DATA SUPPLIED:
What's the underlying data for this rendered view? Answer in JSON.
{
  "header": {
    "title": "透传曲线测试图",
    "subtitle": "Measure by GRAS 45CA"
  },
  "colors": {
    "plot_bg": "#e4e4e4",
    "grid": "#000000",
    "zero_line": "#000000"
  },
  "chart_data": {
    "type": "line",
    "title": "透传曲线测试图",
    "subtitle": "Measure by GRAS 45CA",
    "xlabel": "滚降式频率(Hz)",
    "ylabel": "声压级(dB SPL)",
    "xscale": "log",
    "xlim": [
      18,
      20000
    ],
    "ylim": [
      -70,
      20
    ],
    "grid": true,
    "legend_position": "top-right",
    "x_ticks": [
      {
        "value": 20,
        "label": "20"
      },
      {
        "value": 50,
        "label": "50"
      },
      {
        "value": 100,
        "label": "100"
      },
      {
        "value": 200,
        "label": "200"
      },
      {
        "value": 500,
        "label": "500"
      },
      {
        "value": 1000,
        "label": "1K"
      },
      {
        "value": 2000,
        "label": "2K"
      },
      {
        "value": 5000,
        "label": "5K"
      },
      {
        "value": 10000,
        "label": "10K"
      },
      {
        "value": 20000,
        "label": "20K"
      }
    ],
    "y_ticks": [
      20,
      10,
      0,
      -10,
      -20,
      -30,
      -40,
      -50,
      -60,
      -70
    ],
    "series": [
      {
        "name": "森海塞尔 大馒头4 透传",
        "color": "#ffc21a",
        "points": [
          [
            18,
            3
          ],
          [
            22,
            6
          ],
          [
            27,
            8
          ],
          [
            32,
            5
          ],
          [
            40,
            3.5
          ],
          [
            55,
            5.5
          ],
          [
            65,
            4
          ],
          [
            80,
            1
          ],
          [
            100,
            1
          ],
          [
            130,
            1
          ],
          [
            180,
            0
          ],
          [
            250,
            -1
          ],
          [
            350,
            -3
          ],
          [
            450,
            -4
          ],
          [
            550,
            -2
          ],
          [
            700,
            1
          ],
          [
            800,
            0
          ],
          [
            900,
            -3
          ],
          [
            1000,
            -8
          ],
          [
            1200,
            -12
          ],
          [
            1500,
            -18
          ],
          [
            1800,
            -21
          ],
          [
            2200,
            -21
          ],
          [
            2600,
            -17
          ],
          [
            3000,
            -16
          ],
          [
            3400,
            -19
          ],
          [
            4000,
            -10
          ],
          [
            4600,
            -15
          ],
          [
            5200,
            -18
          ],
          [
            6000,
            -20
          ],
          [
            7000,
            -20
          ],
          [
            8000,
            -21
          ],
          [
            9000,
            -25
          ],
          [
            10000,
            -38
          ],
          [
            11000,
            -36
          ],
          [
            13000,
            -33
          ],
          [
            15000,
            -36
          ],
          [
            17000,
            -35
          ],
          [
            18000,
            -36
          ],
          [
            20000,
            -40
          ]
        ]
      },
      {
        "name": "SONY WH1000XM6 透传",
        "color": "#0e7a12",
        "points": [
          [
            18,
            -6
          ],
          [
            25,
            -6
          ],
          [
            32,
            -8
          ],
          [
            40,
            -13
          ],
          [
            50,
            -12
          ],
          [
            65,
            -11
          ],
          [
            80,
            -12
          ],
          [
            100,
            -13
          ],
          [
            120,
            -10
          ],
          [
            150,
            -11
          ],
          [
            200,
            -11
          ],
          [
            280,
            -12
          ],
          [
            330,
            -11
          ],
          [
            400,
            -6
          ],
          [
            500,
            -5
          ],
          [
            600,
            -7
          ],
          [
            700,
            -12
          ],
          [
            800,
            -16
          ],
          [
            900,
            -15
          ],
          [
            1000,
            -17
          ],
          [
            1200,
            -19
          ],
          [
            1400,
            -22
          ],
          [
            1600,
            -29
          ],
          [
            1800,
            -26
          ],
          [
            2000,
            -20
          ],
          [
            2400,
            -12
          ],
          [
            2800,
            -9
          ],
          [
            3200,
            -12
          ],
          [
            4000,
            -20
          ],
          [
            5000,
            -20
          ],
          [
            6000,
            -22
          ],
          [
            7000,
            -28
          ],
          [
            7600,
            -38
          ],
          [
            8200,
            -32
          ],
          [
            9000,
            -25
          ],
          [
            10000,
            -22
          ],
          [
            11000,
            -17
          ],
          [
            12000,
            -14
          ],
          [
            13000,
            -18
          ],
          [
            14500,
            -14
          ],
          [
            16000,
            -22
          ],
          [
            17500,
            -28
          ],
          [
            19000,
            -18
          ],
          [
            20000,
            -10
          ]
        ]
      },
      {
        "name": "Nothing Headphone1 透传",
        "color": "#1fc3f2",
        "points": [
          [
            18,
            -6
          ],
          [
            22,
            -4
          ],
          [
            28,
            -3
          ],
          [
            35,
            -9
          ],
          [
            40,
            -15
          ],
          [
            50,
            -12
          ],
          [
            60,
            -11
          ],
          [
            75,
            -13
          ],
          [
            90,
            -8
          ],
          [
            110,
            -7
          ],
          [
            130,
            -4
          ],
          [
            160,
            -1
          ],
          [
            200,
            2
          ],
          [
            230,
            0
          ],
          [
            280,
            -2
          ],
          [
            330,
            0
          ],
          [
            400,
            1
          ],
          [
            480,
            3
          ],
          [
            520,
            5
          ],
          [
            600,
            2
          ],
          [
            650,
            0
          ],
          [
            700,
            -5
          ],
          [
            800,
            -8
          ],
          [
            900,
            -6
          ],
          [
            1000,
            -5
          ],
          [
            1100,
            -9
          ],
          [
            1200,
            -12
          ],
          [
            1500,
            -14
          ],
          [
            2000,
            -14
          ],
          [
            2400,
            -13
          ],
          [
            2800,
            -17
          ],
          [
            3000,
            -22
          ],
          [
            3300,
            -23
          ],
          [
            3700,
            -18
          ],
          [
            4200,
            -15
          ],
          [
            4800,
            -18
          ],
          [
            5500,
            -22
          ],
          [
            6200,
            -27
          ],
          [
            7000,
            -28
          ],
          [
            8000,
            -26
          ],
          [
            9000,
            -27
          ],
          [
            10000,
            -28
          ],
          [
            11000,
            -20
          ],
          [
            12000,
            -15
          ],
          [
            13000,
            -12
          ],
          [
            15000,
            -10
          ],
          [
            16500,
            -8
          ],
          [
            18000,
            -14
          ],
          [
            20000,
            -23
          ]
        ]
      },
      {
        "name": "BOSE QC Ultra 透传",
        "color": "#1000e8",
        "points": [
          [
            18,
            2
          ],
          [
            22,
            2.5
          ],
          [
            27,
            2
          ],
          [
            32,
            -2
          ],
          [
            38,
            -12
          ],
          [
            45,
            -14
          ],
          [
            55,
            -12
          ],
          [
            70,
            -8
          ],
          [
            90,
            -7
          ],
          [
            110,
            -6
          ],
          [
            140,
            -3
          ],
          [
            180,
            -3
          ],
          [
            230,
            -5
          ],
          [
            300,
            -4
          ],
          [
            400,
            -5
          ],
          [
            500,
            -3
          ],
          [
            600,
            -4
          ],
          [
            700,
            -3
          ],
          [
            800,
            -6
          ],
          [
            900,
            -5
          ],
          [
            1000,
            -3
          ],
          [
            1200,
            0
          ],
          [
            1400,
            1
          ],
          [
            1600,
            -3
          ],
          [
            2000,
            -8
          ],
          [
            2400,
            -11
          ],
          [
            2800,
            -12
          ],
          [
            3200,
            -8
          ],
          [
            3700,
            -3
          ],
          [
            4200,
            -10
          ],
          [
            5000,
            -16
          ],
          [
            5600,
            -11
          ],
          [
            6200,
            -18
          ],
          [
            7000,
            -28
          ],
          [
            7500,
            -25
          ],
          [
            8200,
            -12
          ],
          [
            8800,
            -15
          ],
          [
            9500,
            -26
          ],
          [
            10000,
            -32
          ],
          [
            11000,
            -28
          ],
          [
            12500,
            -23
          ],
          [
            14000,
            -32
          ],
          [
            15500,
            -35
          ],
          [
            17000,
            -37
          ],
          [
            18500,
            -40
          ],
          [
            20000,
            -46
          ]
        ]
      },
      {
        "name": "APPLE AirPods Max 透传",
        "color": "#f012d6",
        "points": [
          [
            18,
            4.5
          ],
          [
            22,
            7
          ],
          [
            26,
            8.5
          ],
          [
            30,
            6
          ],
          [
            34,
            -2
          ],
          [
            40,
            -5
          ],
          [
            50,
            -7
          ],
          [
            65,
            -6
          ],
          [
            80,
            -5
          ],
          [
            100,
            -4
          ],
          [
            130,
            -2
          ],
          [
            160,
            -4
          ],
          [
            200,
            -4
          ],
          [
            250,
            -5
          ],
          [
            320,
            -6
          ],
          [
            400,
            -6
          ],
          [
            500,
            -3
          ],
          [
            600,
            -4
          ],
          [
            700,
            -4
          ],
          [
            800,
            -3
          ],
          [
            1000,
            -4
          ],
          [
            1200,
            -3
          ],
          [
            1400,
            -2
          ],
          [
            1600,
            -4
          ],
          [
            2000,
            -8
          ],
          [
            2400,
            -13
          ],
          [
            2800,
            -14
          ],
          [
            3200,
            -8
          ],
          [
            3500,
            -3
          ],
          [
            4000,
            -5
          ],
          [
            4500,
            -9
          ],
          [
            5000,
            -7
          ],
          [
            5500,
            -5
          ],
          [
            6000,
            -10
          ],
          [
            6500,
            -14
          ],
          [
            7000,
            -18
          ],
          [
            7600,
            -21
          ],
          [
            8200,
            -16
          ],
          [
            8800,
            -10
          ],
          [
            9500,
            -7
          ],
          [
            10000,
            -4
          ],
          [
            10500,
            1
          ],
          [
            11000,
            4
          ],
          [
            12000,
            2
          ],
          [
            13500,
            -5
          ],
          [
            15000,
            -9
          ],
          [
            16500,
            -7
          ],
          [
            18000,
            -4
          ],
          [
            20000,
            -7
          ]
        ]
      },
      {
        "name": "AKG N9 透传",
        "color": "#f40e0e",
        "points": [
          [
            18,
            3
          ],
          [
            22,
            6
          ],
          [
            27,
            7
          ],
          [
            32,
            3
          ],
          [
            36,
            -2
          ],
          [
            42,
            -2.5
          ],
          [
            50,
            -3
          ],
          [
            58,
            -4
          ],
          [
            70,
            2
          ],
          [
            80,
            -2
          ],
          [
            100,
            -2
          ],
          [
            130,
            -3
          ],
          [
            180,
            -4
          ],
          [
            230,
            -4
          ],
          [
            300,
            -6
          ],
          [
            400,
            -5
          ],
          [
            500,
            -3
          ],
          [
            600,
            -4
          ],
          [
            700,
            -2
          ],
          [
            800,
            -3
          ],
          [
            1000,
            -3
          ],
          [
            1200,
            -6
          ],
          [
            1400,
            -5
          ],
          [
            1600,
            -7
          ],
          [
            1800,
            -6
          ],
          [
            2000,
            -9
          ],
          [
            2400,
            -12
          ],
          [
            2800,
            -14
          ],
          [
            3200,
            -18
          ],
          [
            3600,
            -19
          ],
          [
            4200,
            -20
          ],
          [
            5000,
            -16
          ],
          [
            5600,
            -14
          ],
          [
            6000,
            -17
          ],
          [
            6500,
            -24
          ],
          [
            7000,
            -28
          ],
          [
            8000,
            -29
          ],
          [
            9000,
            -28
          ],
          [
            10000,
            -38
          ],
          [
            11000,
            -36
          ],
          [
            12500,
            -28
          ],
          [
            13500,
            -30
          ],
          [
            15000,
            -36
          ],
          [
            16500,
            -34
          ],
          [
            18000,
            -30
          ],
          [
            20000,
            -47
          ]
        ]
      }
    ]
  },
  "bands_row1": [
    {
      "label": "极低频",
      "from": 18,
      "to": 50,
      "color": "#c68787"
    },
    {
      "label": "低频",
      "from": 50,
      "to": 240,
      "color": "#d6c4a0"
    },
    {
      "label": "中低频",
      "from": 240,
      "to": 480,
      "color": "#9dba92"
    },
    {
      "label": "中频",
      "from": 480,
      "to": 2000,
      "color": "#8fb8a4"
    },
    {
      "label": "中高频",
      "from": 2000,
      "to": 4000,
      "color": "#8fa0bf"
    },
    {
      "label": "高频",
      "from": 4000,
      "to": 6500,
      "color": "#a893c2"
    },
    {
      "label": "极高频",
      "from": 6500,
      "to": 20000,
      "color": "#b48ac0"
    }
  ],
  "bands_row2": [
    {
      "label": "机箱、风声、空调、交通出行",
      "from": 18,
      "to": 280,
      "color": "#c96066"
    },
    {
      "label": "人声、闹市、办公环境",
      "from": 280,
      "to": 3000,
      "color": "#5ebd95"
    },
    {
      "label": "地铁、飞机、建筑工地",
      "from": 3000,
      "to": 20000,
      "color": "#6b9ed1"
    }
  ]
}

TASK TO COMPLETE: From the listing above, pick out each line where the word "name" appears.

FINISHED ANSWER:
        "name": "森海塞尔 大馒头4 透传",
        "name": "SONY WH1000XM6 透传",
        "name": "Nothing Headphone1 透传",
        "name": "BOSE QC Ultra 透传",
        "name": "APPLE AirPods Max 透传",
        "name": "AKG N9 透传",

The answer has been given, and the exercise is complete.